*Your goal*. Copy out all of the data below with no alterations.

*Record set*.
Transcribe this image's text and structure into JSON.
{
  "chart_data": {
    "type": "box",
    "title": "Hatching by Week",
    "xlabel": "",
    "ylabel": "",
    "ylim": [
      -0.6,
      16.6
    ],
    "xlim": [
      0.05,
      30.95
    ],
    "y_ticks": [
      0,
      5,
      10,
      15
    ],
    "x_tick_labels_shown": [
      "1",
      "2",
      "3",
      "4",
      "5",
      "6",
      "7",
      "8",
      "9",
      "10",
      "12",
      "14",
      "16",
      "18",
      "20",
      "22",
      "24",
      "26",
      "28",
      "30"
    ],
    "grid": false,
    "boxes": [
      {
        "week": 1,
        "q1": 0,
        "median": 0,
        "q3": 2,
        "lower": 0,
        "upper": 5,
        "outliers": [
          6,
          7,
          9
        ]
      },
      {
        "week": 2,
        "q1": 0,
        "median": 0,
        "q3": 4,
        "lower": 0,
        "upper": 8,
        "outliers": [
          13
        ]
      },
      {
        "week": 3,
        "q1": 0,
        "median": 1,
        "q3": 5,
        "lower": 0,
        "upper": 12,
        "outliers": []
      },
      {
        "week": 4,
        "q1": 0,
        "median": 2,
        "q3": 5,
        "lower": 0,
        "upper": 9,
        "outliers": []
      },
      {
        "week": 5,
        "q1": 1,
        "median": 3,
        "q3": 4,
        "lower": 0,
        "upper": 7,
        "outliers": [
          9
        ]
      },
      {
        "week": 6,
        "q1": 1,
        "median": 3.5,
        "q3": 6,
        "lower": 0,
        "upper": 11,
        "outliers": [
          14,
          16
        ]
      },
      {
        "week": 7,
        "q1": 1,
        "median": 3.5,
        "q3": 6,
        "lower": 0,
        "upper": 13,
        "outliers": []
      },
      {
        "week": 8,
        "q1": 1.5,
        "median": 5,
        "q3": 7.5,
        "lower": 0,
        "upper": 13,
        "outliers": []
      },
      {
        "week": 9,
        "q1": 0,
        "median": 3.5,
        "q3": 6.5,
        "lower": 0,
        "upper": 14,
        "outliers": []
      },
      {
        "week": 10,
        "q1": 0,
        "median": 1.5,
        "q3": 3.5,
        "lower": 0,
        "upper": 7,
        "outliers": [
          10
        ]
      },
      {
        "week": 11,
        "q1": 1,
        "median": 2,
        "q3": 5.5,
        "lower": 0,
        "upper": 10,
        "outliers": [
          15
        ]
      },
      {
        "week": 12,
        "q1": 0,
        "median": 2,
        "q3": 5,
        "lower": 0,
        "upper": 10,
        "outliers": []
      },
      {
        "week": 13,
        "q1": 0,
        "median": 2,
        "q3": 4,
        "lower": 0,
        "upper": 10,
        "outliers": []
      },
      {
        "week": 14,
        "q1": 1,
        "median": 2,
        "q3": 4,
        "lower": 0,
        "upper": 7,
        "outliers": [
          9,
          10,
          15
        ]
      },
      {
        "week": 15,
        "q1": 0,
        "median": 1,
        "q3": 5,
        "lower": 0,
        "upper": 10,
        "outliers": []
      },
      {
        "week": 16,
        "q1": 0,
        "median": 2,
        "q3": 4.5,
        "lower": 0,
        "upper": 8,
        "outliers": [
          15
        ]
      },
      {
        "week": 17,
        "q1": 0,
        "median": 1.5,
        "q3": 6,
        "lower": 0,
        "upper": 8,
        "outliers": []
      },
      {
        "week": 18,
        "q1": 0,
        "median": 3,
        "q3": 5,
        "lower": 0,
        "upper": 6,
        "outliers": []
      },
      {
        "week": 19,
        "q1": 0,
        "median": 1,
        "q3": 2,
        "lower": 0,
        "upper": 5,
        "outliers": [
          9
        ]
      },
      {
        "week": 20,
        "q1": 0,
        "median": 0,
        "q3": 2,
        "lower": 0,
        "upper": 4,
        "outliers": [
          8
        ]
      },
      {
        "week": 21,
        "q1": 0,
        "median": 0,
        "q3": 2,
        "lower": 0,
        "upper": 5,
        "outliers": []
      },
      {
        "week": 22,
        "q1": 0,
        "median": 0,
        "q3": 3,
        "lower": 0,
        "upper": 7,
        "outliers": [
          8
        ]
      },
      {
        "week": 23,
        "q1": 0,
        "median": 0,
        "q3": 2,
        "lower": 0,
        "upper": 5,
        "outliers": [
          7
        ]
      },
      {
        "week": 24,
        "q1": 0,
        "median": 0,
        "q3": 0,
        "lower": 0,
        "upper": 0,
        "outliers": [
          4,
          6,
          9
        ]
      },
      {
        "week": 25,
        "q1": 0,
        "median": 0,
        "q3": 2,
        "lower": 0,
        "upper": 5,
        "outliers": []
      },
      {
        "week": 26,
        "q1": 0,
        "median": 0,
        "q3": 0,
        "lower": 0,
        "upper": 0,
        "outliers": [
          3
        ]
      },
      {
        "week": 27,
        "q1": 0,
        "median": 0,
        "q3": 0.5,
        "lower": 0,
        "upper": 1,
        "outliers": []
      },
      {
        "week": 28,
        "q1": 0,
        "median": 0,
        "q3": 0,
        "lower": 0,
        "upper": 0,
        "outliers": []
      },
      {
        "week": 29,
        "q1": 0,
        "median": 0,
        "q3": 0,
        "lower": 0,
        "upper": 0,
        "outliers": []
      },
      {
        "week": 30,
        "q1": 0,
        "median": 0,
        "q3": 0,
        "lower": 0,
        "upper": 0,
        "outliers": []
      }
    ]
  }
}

*Full solution*.
Transcribe this image's text and structure into JSON.
{
  "chart_data": {
    "type": "box",
    "title": "Hatching by Week",
    "xlabel": "",
    "ylabel": "",
    "ylim": [
      -0.6,
      16.6
    ],
    "xlim": [
      0.05,
      30.95
    ],
    "y_ticks": [
      0,
      5,
      10,
      15
    ],
    "x_tick_labels_shown": [
      "1",
      "2",
      "3",
      "4",
      "5",
      "6",
      "7",
      "8",
      "9",
      "10",
      "12",
      "14",
      "16",
      "18",
      "20",
      "22",
      "24",
      "26",
      "28",
      "30"
    ],
    "grid": false,
    "boxes": [
      {
        "week": 1,
        "q1": 0,
        "median": 0,
        "q3": 2,
        "lower": 0,
        "upper": 5,
        "outliers": [
          6,
          7,
          9
        ]
      },
      {
        "week": 2,
        "q1": 0,
        "median": 0,
        "q3": 4,
        "lower": 0,
        "upper": 8,
        "outliers": [
          13
        ]
      },
      {
        "week": 3,
        "q1": 0,
        "median": 1,
        "q3": 5,
        "lower": 0,
        "upper": 12,
        "outliers": []
      },
      {
        "week": 4,
        "q1": 0,
        "median": 2,
        "q3": 5,
        "lower": 0,
        "upper": 9,
        "outliers": []
      },
      {
        "week": 5,
        "q1": 1,
        "median": 3,
        "q3": 4,
        "lower": 0,
        "upper": 7,
        "outliers": [
          9
        ]
      },
      {
        "week": 6,
        "q1": 1,
        "median": 3.5,
        "q3": 6,
        "lower": 0,
        "upper": 11,
        "outliers": [
          14,
          16
        ]
      },
      {
        "week": 7,
        "q1": 1,
        "median": 3.5,
        "q3": 6,
        "lower": 0,
        "upper": 13,
        "outliers": []
      },
      {
        "week": 8,
        "q1": 1.5,
        "median": 5,
        "q3": 7.5,
        "lower": 0,
        "upper": 13,
        "outliers": []
      },
      {
        "week": 9,
        "q1": 0,
        "median": 3.5,
        "q3": 6.5,
        "lower": 0,
        "upper": 14,
        "outliers": []
      },
      {
        "week": 10,
        "q1": 0,
        "median": 1.5,
        "q3": 3.5,
        "lower": 0,
        "upper": 7,
        "outliers": [
          10
        ]
      },
      {
        "week": 11,
        "q1": 1,
        "median": 2,
        "q3": 5.5,
        "lower": 0,
        "upper": 10,
        "outliers": [
          15
        ]
      },
      {
        "week": 12,
        "q1": 0,
        "median": 2,
        "q3": 5,
        "lower": 0,
        "upper": 10,
        "outliers": []
      },
      {
        "week": 13,
        "q1": 0,
        "median": 2,
        "q3": 4,
        "lower": 0,
        "upper": 10,
        "outliers": []
      },
      {
        "week": 14,
        "q1": 1,
        "median": 2,
        "q3": 4,
        "lower": 0,
        "upper": 7,
        "outliers": [
          9,
          10,
          15
        ]
      },
      {
        "week": 15,
        "q1": 0,
        "median": 1,
        "q3": 5,
        "lower": 0,
        "upper": 10,
        "outliers": []
      },
      {
        "week": 16,
        "q1": 0,
        "median": 2,
        "q3": 4.5,
        "lower": 0,
        "upper": 8,
        "outliers": [
          15
        ]
      },
      {
        "week": 17,
        "q1": 0,
        "median": 1.5,
        "q3": 6,
        "lower": 0,
        "upper": 8,
        "outliers": []
      },
      {
        "week": 18,
        "q1": 0,
        "median": 3,
        "q3": 5,
        "lower": 0,
        "upper": 6,
        "outliers": []
      },
      {
        "week": 19,
        "q1": 0,
        "median": 1,
        "q3": 2,
        "lower": 0,
        "upper": 5,
        "outliers": [
          9
        ]
      },
      {
        "week": 20,
        "q1": 0,
        "median": 0,
        "q3": 2,
        "lower": 0,
        "upper": 4,
        "outliers": [
          8
        ]
      },
      {
        "week": 21,
        "q1": 0,
        "median": 0,
        "q3": 2,
        "lower": 0,
        "upper": 5,
        "outliers": []
      },
      {
        "week": 22,
        "q1": 0,
        "median": 0,
        "q3": 3,
        "lower": 0,
        "upper": 7,
        "outliers": [
          8
        ]
      },
      {
        "week": 23,
        "q1": 0,
        "median": 0,
        "q3": 2,
        "lower": 0,
        "upper": 5,
        "outliers": [
          7
        ]
      },
      {
        "week": 24,
        "q1": 0,
        "median": 0,
        "q3": 0,
        "lower": 0,
        "upper": 0,
        "outliers": [
          4,
          6,
          9
        ]
      },
      {
        "week": 25,
        "q1": 0,
        "median": 0,
        "q3": 2,
        "lower": 0,
        "upper": 5,
        "outliers": []
      },
      {
        "week": 26,
        "q1": 0,
        "median": 0,
        "q3": 0,
        "lower": 0,
        "upper": 0,
        "outliers": [
          3
        ]
      },
      {
        "week": 27,
        "q1": 0,
        "median": 0,
        "q3": 0.5,
        "lower": 0,
        "upper": 1,
        "outliers": []
      },
      {
        "week": 28,
        "q1": 0,
        "median": 0,
        "q3": 0,
        "lower": 0,
        "upper": 0,
        "outliers": []
      },
      {
        "week": 29,
        "q1": 0,
        "median": 0,
        "q3": 0,
        "lower": 0,
        "upper": 0,
        "outliers": []
      },
      {
        "week": 30,
        "q1": 0,
        "median": 0,
        "q3": 0,
        "lower": 0,
        "upper": 0,
        "outliers": []
      }
    ]
  }
}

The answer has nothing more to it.